• TO DO
Pick out each line of the records in which the word "Beyond" appears.

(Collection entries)
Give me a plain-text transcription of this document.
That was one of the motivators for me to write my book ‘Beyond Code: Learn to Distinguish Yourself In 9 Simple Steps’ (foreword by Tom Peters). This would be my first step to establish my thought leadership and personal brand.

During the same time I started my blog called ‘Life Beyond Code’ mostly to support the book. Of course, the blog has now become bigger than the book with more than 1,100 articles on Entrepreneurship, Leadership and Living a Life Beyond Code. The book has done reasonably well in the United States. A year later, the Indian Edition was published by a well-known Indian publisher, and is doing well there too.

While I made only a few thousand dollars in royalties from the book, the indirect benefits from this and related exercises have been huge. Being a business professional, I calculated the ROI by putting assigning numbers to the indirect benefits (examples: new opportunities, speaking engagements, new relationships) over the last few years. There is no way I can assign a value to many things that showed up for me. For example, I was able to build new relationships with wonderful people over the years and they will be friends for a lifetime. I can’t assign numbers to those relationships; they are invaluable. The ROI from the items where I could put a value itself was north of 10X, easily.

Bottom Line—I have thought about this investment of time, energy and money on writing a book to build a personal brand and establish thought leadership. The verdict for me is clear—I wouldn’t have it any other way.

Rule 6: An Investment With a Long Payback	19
* * *
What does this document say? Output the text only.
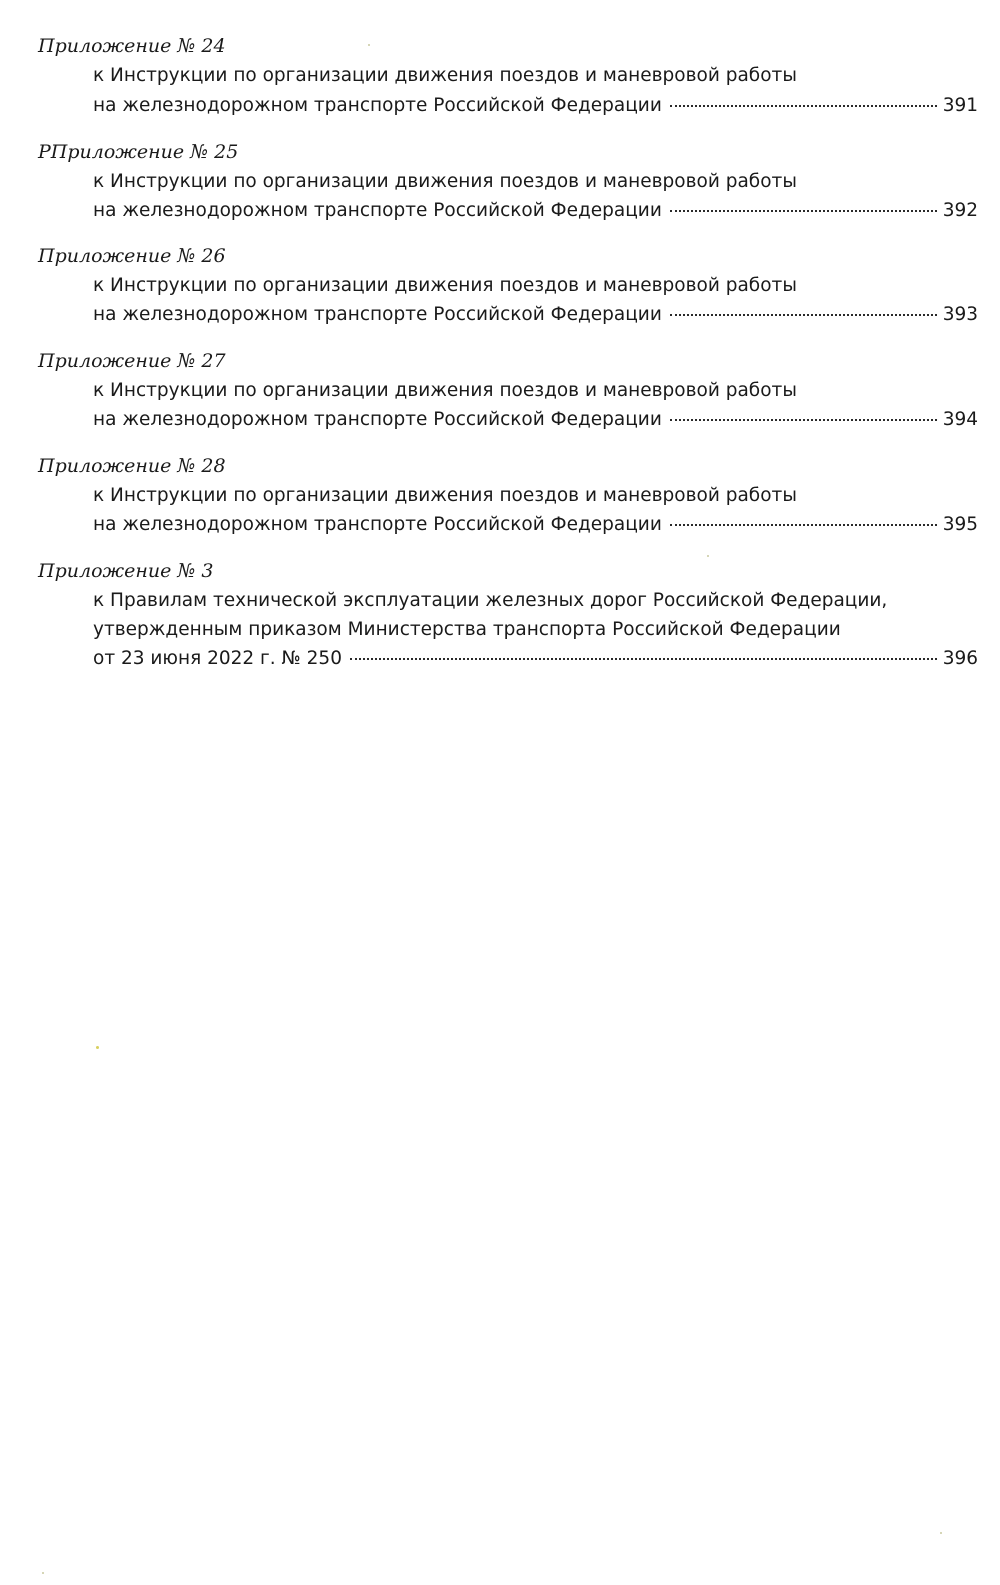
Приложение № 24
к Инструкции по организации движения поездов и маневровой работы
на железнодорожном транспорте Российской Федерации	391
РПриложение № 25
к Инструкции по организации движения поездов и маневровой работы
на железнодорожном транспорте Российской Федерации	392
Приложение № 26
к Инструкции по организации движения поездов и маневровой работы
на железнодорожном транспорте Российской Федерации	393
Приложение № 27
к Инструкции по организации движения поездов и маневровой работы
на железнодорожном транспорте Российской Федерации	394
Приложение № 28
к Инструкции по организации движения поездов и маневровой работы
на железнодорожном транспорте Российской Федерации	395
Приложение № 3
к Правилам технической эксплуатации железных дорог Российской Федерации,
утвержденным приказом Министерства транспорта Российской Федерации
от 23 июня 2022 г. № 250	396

• COMPLETE RESPONSE
That was one of the motivators for me to write my book ‘Beyond Code: Learn to Distinguish Yourself In 9 Simple Steps’ (foreword by Tom Peters). This would be my first step to establish my thought leadership and personal brand.
During the same time I started my blog called ‘Life Beyond Code’ mostly to support the book. Of course, the blog has now become bigger than the book with more than 1,100 articles on Entrepreneurship, Leadership and Living a Life Beyond Code. The book has done reasonably well in the United States. A year later, the Indian Edition was published by a well-known Indian publisher, and is doing well there too.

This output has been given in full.